• **Written problem**
Output the records exactly. Include every line.

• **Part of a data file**
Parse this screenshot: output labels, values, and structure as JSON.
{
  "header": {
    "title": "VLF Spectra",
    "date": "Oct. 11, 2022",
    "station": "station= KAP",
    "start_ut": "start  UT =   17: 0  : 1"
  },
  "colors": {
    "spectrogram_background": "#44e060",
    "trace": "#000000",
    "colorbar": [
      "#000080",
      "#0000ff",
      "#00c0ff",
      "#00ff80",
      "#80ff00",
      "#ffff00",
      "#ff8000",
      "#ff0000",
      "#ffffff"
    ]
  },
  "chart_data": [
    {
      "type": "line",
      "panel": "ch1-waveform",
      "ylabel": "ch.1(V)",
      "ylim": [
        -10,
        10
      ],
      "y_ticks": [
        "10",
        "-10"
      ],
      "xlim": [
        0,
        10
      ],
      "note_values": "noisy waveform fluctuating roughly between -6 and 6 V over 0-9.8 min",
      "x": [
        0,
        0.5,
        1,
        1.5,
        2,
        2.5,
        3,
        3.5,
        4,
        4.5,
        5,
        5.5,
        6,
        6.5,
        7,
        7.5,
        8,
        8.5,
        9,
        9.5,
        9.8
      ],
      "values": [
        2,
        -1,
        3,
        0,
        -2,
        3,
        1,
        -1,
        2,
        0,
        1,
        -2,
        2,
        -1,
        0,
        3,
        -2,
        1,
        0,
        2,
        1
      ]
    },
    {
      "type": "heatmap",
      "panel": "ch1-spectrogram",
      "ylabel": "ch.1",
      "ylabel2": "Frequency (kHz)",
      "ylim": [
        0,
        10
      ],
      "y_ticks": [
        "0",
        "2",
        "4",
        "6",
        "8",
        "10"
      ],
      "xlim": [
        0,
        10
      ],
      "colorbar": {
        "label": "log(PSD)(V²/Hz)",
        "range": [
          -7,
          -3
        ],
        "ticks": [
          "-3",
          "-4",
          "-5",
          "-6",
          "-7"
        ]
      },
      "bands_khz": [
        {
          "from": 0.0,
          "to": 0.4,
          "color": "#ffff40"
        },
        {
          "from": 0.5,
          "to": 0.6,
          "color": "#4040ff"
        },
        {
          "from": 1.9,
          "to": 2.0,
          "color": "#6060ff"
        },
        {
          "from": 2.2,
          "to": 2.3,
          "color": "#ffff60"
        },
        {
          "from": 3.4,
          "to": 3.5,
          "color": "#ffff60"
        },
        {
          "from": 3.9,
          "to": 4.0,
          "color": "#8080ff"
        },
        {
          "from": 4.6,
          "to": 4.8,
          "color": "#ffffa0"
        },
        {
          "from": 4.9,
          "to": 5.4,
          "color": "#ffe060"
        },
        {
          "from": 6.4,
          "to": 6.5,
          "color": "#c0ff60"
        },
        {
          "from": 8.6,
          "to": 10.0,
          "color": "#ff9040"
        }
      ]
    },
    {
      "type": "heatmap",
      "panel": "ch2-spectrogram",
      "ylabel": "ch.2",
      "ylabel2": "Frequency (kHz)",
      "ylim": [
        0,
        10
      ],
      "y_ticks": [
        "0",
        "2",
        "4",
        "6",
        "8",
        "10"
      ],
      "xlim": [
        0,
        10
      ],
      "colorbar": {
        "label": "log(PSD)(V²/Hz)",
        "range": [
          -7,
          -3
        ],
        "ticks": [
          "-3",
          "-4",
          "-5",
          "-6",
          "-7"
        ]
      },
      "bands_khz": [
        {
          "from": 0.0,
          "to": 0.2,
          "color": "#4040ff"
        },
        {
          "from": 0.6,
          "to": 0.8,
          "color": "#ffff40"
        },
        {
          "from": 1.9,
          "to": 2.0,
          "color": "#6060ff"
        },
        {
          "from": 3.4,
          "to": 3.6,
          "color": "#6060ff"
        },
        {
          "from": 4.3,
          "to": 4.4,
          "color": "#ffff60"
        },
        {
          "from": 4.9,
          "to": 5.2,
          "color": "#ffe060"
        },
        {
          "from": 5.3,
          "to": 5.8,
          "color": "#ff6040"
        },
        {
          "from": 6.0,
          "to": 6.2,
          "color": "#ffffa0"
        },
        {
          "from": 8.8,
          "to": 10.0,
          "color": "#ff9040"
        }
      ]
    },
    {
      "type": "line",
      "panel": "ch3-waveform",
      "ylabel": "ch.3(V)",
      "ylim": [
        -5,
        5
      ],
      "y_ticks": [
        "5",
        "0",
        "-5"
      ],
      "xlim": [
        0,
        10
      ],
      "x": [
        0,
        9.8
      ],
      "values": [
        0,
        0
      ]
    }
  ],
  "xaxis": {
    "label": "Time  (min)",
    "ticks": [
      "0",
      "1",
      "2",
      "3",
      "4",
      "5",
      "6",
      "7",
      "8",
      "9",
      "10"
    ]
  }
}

• **Response to this exercise**
Parse this screenshot: output labels, values, and structure as JSON.
{
  "header": {
    "title": "VLF Spectra",
    "date": "Oct. 11, 2022",
    "station": "station= KAP",
    "start_ut": "start  UT =   17: 0  : 1"
  },
  "colors": {
    "spectrogram_background": "#44e060",
    "trace": "#000000",
    "colorbar": [
      "#000080",
      "#0000ff",
      "#00c0ff",
      "#00ff80",
      "#80ff00",
      "#ffff00",
      "#ff8000",
      "#ff0000",
      "#ffffff"
    ]
  },
  "chart_data": [
    {
      "type": "line",
      "panel": "ch1-waveform",
      "ylabel": "ch.1(V)",
      "ylim": [
        -10,
        10
      ],
      "y_ticks": [
        "10",
        "-10"
      ],
      "xlim": [
        0,
        10
      ],
      "note_values": "noisy waveform fluctuating roughly between -6 and 6 V over 0-9.8 min",
      "x": [
        0,
        0.5,
        1,
        1.5,
        2,
        2.5,
        3,
        3.5,
        4,
        4.5,
        5,
        5.5,
        6,
        6.5,
        7,
        7.5,
        8,
        8.5,
        9,
        9.5,
        9.8
      ],
      "values": [
        2,
        -1,
        3,
        0,
        -2,
        3,
        1,
        -1,
        2,
        0,
        1,
        -2,
        2,
        -1,
        0,
        3,
        -2,
        1,
        0,
        2,
        1
      ]
    },
    {
      "type": "heatmap",
      "panel": "ch1-spectrogram",
      "ylabel": "ch.1",
      "ylabel2": "Frequency (kHz)",
      "ylim": [
        0,
        10
      ],
      "y_ticks": [
        "0",
        "2",
        "4",
        "6",
        "8",
        "10"
      ],
      "xlim": [
        0,
        10
      ],
      "colorbar": {
        "label": "log(PSD)(V²/Hz)",
        "range": [
          -7,
          -3
        ],
        "ticks": [
          "-3",
          "-4",
          "-5",
          "-6",
          "-7"
        ]
      },
      "bands_khz": [
        {
          "from": 0.0,
          "to": 0.4,
          "color": "#ffff40"
        },
        {
          "from": 0.5,
          "to": 0.6,
          "color": "#4040ff"
        },
        {
          "from": 1.9,
          "to": 2.0,
          "color": "#6060ff"
        },
        {
          "from": 2.2,
          "to": 2.3,
          "color": "#ffff60"
        },
        {
          "from": 3.4,
          "to": 3.5,
          "color": "#ffff60"
        },
        {
          "from": 3.9,
          "to": 4.0,
          "color": "#8080ff"
        },
        {
          "from": 4.6,
          "to": 4.8,
          "color": "#ffffa0"
        },
        {
          "from": 4.9,
          "to": 5.4,
          "color": "#ffe060"
        },
        {
          "from": 6.4,
          "to": 6.5,
          "color": "#c0ff60"
        },
        {
          "from": 8.6,
          "to": 10.0,
          "color": "#ff9040"
        }
      ]
    },
    {
      "type": "heatmap",
      "panel": "ch2-spectrogram",
      "ylabel": "ch.2",
      "ylabel2": "Frequency (kHz)",
      "ylim": [
        0,
        10
      ],
      "y_ticks": [
        "0",
        "2",
        "4",
        "6",
        "8",
        "10"
      ],
      "xlim": [
        0,
        10
      ],
      "colorbar": {
        "label": "log(PSD)(V²/Hz)",
        "range": [
          -7,
          -3
        ],
        "ticks": [
          "-3",
          "-4",
          "-5",
          "-6",
          "-7"
        ]
      },
      "bands_khz": [
        {
          "from": 0.0,
          "to": 0.2,
          "color": "#4040ff"
        },
        {
          "from": 0.6,
          "to": 0.8,
          "color": "#ffff40"
        },
        {
          "from": 1.9,
          "to": 2.0,
          "color": "#6060ff"
        },
        {
          "from": 3.4,
          "to": 3.6,
          "color": "#6060ff"
        },
        {
          "from": 4.3,
          "to": 4.4,
          "color": "#ffff60"
        },
        {
          "from": 4.9,
          "to": 5.2,
          "color": "#ffe060"
        },
        {
          "from": 5.3,
          "to": 5.8,
          "color": "#ff6040"
        },
        {
          "from": 6.0,
          "to": 6.2,
          "color": "#ffffa0"
        },
        {
          "from": 8.8,
          "to": 10.0,
          "color": "#ff9040"
        }
      ]
    },
    {
      "type": "line",
      "panel": "ch3-waveform",
      "ylabel": "ch.3(V)",
      "ylim": [
        -5,
        5
      ],
      "y_ticks": [
        "5",
        "0",
        "-5"
      ],
      "xlim": [
        0,
        10
      ],
      "x": [
        0,
        9.8
      ],
      "values": [
        0,
        0
      ]
    }
  ],
  "xaxis": {
    "label": "Time  (min)",
    "ticks": [
      "0",
      "1",
      "2",
      "3",
      "4",
      "5",
      "6",
      "7",
      "8",
      "9",
      "10"
    ]
  }
}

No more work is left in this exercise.